─── STORED DATA
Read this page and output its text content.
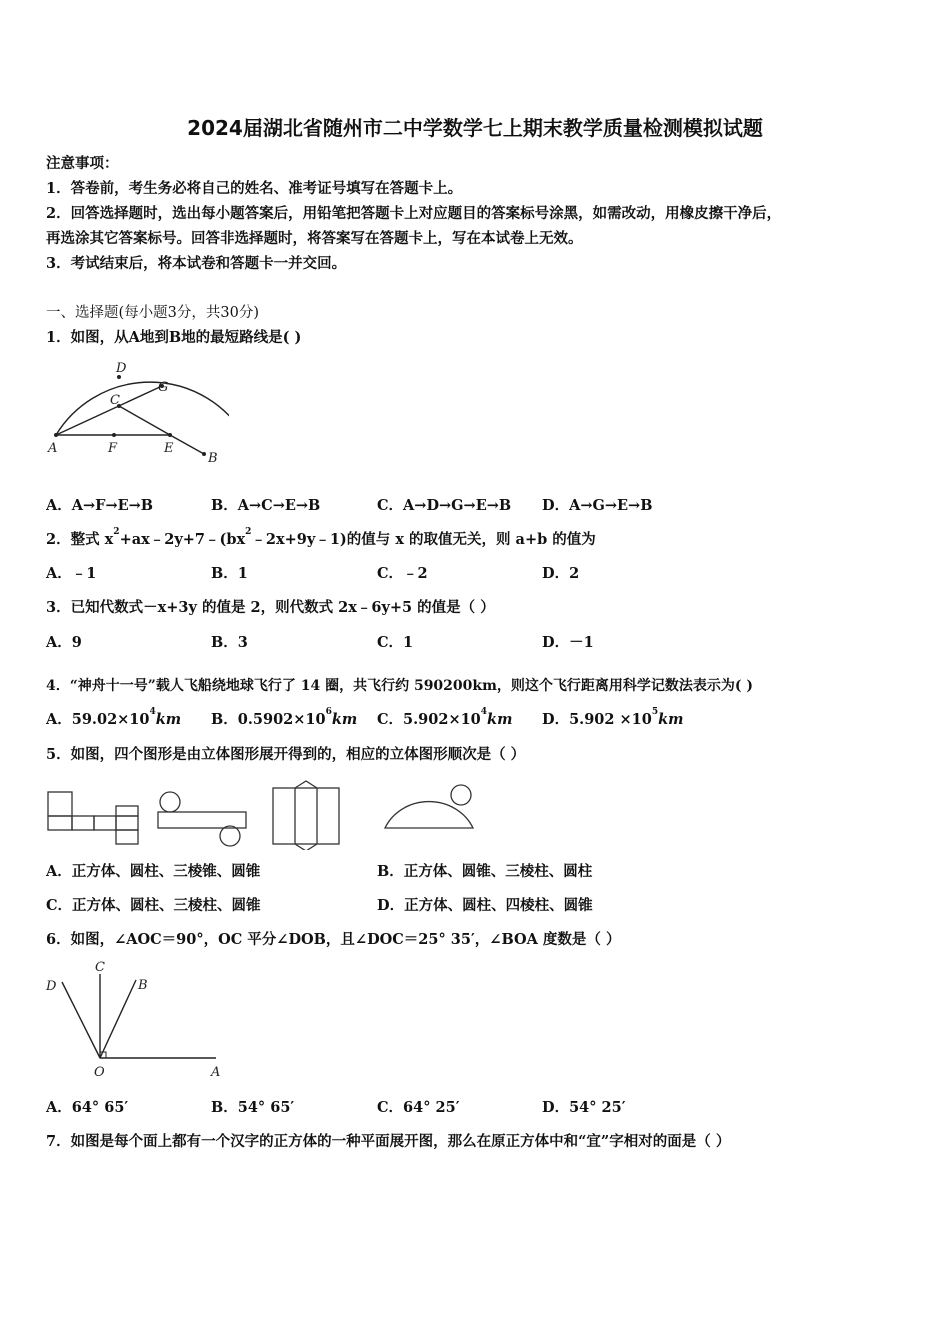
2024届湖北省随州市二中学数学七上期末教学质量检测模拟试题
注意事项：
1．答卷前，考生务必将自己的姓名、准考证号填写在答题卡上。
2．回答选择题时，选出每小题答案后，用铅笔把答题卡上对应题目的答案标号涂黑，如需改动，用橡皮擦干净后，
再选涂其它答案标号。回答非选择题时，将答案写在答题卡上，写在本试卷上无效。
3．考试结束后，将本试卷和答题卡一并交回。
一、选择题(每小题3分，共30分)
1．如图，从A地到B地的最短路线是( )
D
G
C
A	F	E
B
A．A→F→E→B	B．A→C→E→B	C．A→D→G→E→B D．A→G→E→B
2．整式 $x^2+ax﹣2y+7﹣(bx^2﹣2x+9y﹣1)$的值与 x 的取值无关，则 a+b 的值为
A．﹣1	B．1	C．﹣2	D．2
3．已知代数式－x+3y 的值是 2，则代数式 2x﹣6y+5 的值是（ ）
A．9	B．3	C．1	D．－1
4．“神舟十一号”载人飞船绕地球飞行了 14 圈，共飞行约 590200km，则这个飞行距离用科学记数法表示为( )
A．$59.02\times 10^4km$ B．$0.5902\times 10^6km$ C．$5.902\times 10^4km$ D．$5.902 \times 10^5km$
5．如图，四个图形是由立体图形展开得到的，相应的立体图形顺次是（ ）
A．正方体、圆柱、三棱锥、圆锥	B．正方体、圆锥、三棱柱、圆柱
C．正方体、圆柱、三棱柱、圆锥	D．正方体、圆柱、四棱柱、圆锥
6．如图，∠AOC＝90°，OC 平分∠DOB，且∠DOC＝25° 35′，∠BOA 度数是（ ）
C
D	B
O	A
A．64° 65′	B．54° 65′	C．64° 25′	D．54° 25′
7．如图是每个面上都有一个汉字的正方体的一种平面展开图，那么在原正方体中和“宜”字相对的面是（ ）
──────
─── STORED DATA
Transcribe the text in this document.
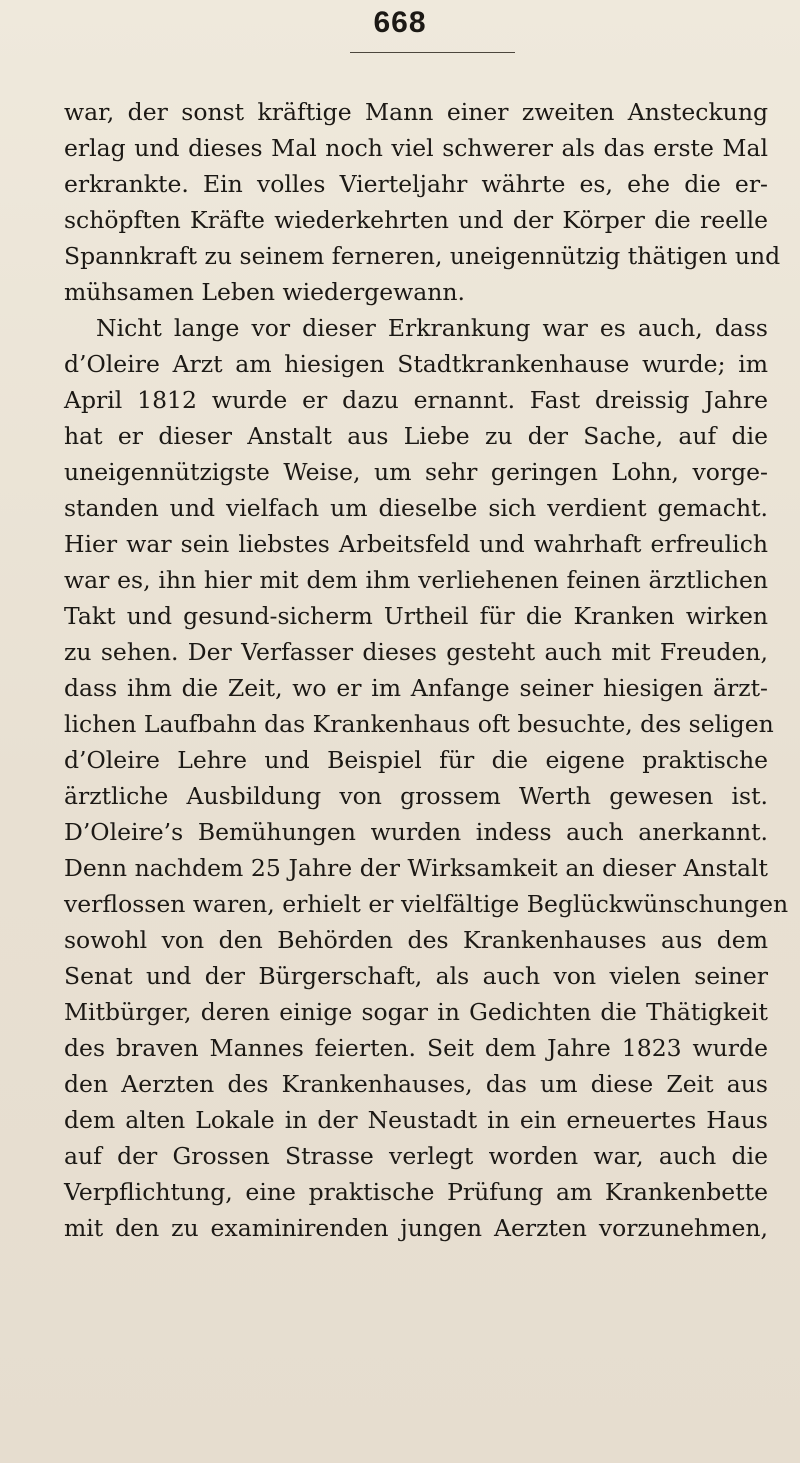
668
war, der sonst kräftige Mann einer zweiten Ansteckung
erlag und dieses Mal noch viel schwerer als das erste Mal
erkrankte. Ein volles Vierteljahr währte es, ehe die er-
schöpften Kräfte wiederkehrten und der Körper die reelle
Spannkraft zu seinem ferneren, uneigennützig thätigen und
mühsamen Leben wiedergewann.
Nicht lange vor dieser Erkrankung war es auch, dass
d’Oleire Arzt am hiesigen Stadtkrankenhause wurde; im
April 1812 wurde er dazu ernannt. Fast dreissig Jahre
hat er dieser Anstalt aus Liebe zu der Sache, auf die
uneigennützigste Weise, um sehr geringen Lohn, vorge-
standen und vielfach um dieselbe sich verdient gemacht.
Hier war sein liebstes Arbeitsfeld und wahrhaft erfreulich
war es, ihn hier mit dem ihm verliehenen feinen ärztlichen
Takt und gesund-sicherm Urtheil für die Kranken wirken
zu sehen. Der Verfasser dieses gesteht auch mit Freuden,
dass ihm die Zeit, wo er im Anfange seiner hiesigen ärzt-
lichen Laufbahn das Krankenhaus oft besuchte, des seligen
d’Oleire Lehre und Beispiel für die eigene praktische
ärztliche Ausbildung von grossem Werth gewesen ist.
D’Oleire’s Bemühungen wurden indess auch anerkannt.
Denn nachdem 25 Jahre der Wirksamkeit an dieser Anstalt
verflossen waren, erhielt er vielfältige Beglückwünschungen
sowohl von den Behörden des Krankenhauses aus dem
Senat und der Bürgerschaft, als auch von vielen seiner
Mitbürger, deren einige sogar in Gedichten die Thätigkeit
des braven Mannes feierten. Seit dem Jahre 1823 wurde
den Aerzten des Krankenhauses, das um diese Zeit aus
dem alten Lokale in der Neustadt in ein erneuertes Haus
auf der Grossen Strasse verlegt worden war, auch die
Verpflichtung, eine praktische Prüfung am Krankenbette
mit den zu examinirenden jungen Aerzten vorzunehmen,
──────
─── STORED DATA
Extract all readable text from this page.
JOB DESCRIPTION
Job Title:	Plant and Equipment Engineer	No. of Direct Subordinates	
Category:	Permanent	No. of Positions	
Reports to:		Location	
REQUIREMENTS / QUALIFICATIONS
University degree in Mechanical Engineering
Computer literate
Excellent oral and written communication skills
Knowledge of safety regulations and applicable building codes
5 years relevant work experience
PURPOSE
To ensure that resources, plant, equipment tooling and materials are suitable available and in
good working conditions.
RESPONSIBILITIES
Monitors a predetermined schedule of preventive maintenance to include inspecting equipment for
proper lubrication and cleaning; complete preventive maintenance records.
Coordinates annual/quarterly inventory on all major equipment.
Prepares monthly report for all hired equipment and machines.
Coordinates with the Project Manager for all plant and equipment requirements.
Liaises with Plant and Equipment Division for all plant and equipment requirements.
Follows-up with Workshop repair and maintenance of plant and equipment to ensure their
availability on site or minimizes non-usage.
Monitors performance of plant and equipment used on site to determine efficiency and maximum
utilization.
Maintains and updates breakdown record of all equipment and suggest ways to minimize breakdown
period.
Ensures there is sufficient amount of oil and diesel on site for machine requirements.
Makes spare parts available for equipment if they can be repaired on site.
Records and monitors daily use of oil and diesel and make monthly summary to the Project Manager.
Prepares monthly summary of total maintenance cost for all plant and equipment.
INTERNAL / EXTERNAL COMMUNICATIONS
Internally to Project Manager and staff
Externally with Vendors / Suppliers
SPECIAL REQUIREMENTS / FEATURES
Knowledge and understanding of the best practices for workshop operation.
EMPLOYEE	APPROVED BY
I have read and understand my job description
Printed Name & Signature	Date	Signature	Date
──────
The word "Project" appears in how many lines of the data? Answer with only the number.

## OUTPUT
3